[Task goal] Repeat the records in full and exactly, omitting pictures.

[Some records]
────────────────────
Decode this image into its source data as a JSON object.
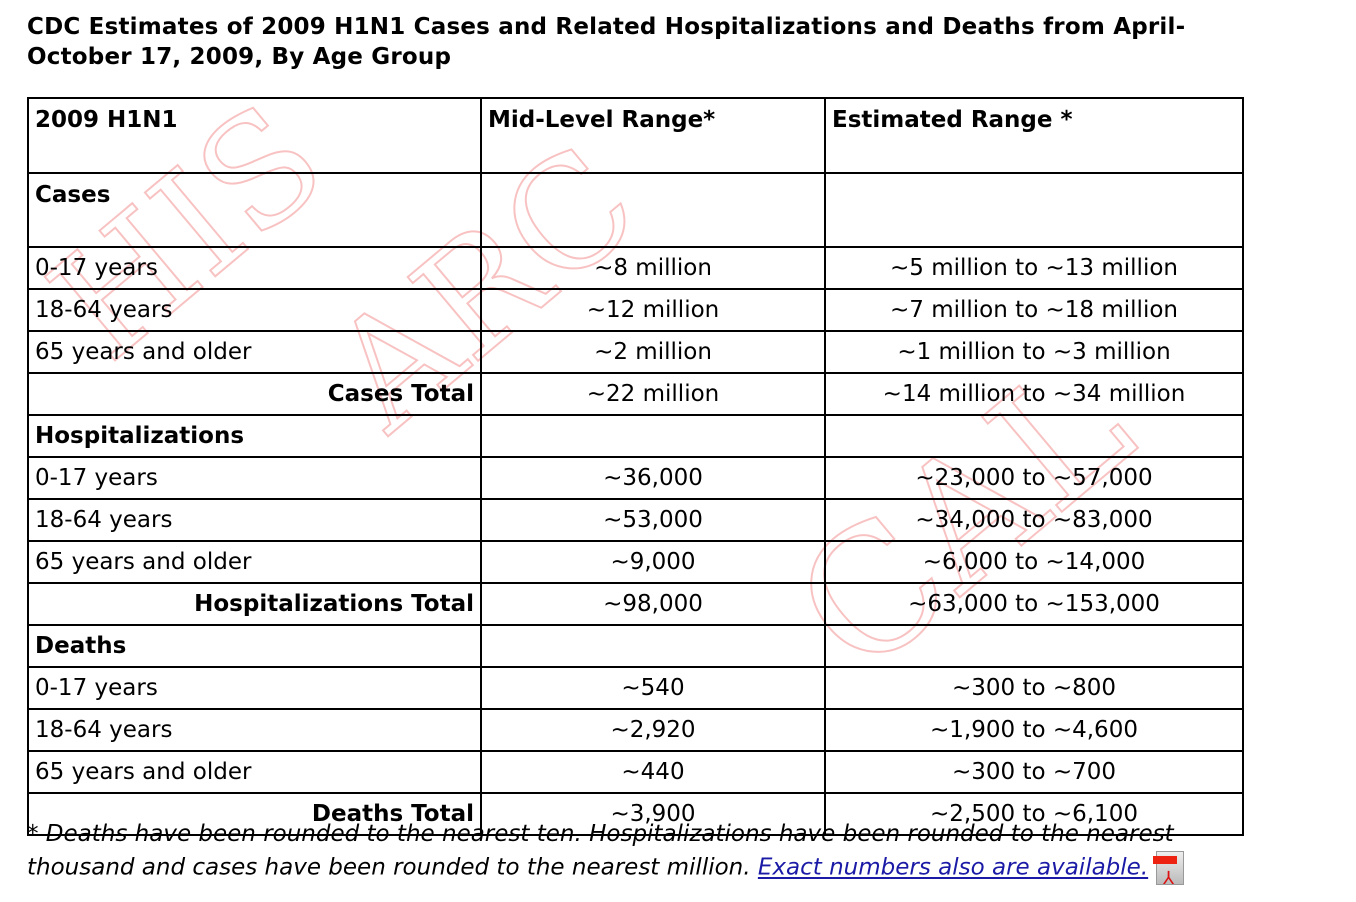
{
  "title": "CDC Estimates of 2009 H1N1 Cases and Related Hospitalizations and Deaths from April-October 17, 2009, By Age Group",
  "watermark": "HISTORICAL ARCHIVE",
  "table": {
    "headers": [
      "2009 H1N1",
      "Mid-Level Range*",
      "Estimated Range *"
    ],
    "sections": [
      {
        "label": "Cases",
        "rows": [
          {
            "group": "0-17 years",
            "mid": "~8 million",
            "range": "~5 million to ~13 million"
          },
          {
            "group": "18-64 years",
            "mid": "~12 million",
            "range": "~7 million to ~18 million"
          },
          {
            "group": "65 years and older",
            "mid": "~2 million",
            "range": "~1 million to ~3 million"
          }
        ],
        "total": {
          "label": "Cases Total",
          "mid": "~22 million",
          "range": "~14 million to ~34 million"
        }
      },
      {
        "label": "Hospitalizations",
        "rows": [
          {
            "group": "0-17 years",
            "mid": "~36,000",
            "range": "~23,000 to ~57,000"
          },
          {
            "group": "18-64 years",
            "mid": "~53,000",
            "range": "~34,000 to ~83,000"
          },
          {
            "group": "65 years and older",
            "mid": "~9,000",
            "range": "~6,000 to ~14,000"
          }
        ],
        "total": {
          "label": "Hospitalizations Total",
          "mid": "~98,000",
          "range": "~63,000 to ~153,000"
        }
      },
      {
        "label": "Deaths",
        "rows": [
          {
            "group": "0-17 years",
            "mid": "~540",
            "range": "~300 to ~800"
          },
          {
            "group": "18-64 years",
            "mid": "~2,920",
            "range": "~1,900 to ~4,600"
          },
          {
            "group": "65 years and older",
            "mid": "~440",
            "range": "~300 to ~700"
          }
        ],
        "total": {
          "label": "Deaths Total",
          "mid": "~3,900",
          "range": "~2,500 to ~6,100"
        }
      }
    ]
  },
  "footnote": {
    "text": "* Deaths have been rounded to the nearest ten. Hospitalizations have been rounded to the nearest thousand and cases have been rounded to the nearest million.",
    "link_label": "Exact numbers also are available.",
    "link_icon": "pdf-icon"
  }
}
────────────────────
[The result]
Decode this image into its source data as a JSON object.
{
  "title": "CDC Estimates of 2009 H1N1 Cases and Related Hospitalizations and Deaths from April-October 17, 2009, By Age Group",
  "watermark": "HISTORICAL ARCHIVE",
  "table": {
    "headers": [
      "2009 H1N1",
      "Mid-Level Range*",
      "Estimated Range *"
    ],
    "sections": [
      {
        "label": "Cases",
        "rows": [
          {
            "group": "0-17 years",
            "mid": "~8 million",
            "range": "~5 million to ~13 million"
          },
          {
            "group": "18-64 years",
            "mid": "~12 million",
            "range": "~7 million to ~18 million"
          },
          {
            "group": "65 years and older",
            "mid": "~2 million",
            "range": "~1 million to ~3 million"
          }
        ],
        "total": {
          "label": "Cases Total",
          "mid": "~22 million",
          "range": "~14 million to ~34 million"
        }
      },
      {
        "label": "Hospitalizations",
        "rows": [
          {
            "group": "0-17 years",
            "mid": "~36,000",
            "range": "~23,000 to ~57,000"
          },
          {
            "group": "18-64 years",
            "mid": "~53,000",
            "range": "~34,000 to ~83,000"
          },
          {
            "group": "65 years and older",
            "mid": "~9,000",
            "range": "~6,000 to ~14,000"
          }
        ],
        "total": {
          "label": "Hospitalizations Total",
          "mid": "~98,000",
          "range": "~63,000 to ~153,000"
        }
      },
      {
        "label": "Deaths",
        "rows": [
          {
            "group": "0-17 years",
            "mid": "~540",
            "range": "~300 to ~800"
          },
          {
            "group": "18-64 years",
            "mid": "~2,920",
            "range": "~1,900 to ~4,600"
          },
          {
            "group": "65 years and older",
            "mid": "~440",
            "range": "~300 to ~700"
          }
        ],
        "total": {
          "label": "Deaths Total",
          "mid": "~3,900",
          "range": "~2,500 to ~6,100"
        }
      }
    ]
  },
  "footnote": {
    "text": "* Deaths have been rounded to the nearest ten. Hospitalizations have been rounded to the nearest thousand and cases have been rounded to the nearest million.",
    "link_label": "Exact numbers also are available.",
    "link_icon": "pdf-icon"
  }
}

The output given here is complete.